**** Supplied text
Some thougts on cartesian products

Steven D'Aprano steve at REMOVETHIScyber.com.au
Mon Jan 23 16:32:50 EST 2006


On Mon, 23 Jan 2006 18:17:08 +0000, Bryan Olson wrote:

> Steven D'Aprano wrote:
>> Bryan Olson wrote:
>> 
>> 
> [Christoph Zwerschke had written:]
>>>>What I expect as the result is the "cartesian product" of the strings.
>>>
>>>There's no such thing; you'd have to define it first. Are duplicates
>>>significant? Order?
>> 
>> 
>> Google "cartesian product" and hit "I'm feeling lucky".
>> 
>> Or go here: http://mathworld.wolfram.com/CartesianProduct.html
>> 
>> Still think there is no such thing?
> 
> Uh, yes.
> 
>     The Cartesian product of two sets A and B (also called the
>     product set, set direct product, or cross product) is defined to
>     be the set of [...]
> 
> All sets, no strings. What were you looking at?
********
(Problem 1)
Please reproduce the records verbatim, starting at the first line of the records and ending at the line that contains "lake-mendota (97, 0, 771, 323)", with both of those lines included.
**** Supplied data
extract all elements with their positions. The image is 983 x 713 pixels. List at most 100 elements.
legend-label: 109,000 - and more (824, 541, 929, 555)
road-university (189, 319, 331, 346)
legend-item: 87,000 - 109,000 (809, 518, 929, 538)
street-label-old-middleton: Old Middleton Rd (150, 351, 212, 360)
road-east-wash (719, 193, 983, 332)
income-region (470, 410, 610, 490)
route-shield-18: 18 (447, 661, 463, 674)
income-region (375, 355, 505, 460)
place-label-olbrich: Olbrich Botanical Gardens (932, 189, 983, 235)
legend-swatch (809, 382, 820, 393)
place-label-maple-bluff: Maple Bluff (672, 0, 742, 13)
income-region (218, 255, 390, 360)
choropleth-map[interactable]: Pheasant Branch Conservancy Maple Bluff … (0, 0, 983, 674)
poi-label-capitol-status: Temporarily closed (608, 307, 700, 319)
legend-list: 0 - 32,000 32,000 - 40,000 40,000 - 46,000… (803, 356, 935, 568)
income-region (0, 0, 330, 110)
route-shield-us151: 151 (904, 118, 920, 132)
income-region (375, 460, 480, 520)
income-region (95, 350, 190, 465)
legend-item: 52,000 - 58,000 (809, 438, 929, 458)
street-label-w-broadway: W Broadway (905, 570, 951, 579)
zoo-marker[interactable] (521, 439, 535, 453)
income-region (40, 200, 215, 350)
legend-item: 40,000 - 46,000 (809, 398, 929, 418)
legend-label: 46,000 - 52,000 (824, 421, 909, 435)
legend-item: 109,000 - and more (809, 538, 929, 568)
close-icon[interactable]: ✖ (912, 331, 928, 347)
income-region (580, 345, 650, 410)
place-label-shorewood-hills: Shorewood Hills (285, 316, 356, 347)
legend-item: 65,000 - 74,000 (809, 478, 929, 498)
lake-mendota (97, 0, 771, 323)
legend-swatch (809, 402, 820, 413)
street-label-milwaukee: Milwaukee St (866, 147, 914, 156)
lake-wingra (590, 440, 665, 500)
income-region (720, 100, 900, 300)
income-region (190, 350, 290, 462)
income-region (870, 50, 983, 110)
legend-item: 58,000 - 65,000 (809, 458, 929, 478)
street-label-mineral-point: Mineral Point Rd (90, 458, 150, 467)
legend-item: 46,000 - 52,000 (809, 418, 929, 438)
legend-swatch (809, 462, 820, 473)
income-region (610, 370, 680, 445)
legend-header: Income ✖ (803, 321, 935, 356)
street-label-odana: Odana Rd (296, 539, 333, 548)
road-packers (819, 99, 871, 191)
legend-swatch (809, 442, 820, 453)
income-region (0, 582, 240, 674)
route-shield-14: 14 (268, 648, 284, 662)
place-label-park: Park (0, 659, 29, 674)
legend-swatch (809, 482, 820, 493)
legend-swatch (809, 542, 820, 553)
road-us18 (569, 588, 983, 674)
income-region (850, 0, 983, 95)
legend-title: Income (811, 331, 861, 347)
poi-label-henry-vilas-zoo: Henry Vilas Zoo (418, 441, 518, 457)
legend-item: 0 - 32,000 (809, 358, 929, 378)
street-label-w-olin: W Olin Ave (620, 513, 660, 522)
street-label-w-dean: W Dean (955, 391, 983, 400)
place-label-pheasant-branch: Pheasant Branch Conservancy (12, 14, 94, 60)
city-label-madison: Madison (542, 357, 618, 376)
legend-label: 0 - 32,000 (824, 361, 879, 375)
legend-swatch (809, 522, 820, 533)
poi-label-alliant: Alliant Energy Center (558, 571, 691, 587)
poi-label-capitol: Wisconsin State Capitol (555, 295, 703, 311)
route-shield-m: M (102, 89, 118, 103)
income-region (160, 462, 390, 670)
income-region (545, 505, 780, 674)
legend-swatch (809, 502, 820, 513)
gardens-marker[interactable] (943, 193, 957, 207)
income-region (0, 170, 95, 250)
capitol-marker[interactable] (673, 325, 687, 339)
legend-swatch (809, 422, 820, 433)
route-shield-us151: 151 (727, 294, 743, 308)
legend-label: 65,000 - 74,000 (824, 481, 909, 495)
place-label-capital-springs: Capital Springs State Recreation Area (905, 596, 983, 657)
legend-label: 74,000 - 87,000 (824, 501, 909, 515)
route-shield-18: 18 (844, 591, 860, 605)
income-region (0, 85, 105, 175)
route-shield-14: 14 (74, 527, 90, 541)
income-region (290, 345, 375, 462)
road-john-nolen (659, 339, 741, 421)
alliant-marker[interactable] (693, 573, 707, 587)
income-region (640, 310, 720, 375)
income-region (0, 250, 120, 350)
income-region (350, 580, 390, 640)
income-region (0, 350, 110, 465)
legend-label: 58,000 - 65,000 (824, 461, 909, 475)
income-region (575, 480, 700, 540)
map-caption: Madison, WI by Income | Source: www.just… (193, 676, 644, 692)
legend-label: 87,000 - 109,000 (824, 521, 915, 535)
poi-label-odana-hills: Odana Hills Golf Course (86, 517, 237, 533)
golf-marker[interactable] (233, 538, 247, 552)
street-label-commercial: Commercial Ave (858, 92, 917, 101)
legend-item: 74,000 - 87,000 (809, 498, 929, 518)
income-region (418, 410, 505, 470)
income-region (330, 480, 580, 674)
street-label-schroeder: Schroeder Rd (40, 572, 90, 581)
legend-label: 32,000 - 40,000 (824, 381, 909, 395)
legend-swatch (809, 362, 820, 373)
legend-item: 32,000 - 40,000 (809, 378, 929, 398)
********
(Problem 2)
Carry on the discussion of cartesian products, starting right after its last line.

(Exercise response 1)
extract all elements with their positions. The image is 983 x 713 pixels. List at most 100 elements.
legend-label: 109,000 - and more (824, 541, 929, 555)
road-university (189, 319, 331, 346)
legend-item: 87,000 - 109,000 (809, 518, 929, 538)
street-label-old-middleton: Old Middleton Rd (150, 351, 212, 360)
road-east-wash (719, 193, 983, 332)
income-region (470, 410, 610, 490)
route-shield-18: 18 (447, 661, 463, 674)
income-region (375, 355, 505, 460)
place-label-olbrich: Olbrich Botanical Gardens (932, 189, 983, 235)
legend-swatch (809, 382, 820, 393)
place-label-maple-bluff: Maple Bluff (672, 0, 742, 13)
income-region (218, 255, 390, 360)
choropleth-map[interactable]: Pheasant Branch Conservancy Maple Bluff … (0, 0, 983, 674)
poi-label-capitol-status: Temporarily closed (608, 307, 700, 319)
legend-list: 0 - 32,000 32,000 - 40,000 40,000 - 46,000… (803, 356, 935, 568)
income-region (0, 0, 330, 110)
route-shield-us151: 151 (904, 118, 920, 132)
income-region (375, 460, 480, 520)
income-region (95, 350, 190, 465)
legend-item: 52,000 - 58,000 (809, 438, 929, 458)
street-label-w-broadway: W Broadway (905, 570, 951, 579)
zoo-marker[interactable] (521, 439, 535, 453)
income-region (40, 200, 215, 350)
legend-item: 40,000 - 46,000 (809, 398, 929, 418)
legend-label: 46,000 - 52,000 (824, 421, 909, 435)
legend-item: 109,000 - and more (809, 538, 929, 568)
close-icon[interactable]: ✖ (912, 331, 928, 347)
income-region (580, 345, 650, 410)
place-label-shorewood-hills: Shorewood Hills (285, 316, 356, 347)
legend-item: 65,000 - 74,000 (809, 478, 929, 498)
lake-mendota (97, 0, 771, 323)

(Exercise response 2)
You've just quoted a definition of Cartesian product [yes, you are right
about capitalisation, my bad]. How can you say with a straight face that
there is no such thing as a Cartesian product?

The question of sets versus strings is a red herring. Addition, in
mathematics, is defined on reals. No computer yet made can do addition on
reals. Should you declare that there is no such thing as addition because
reals and floats are different?

If people wish to extend Cartesian products to work on sequences, not just
sets, then to my mind that's a pretty obvious and sensible generalisation.



-- 
Steven.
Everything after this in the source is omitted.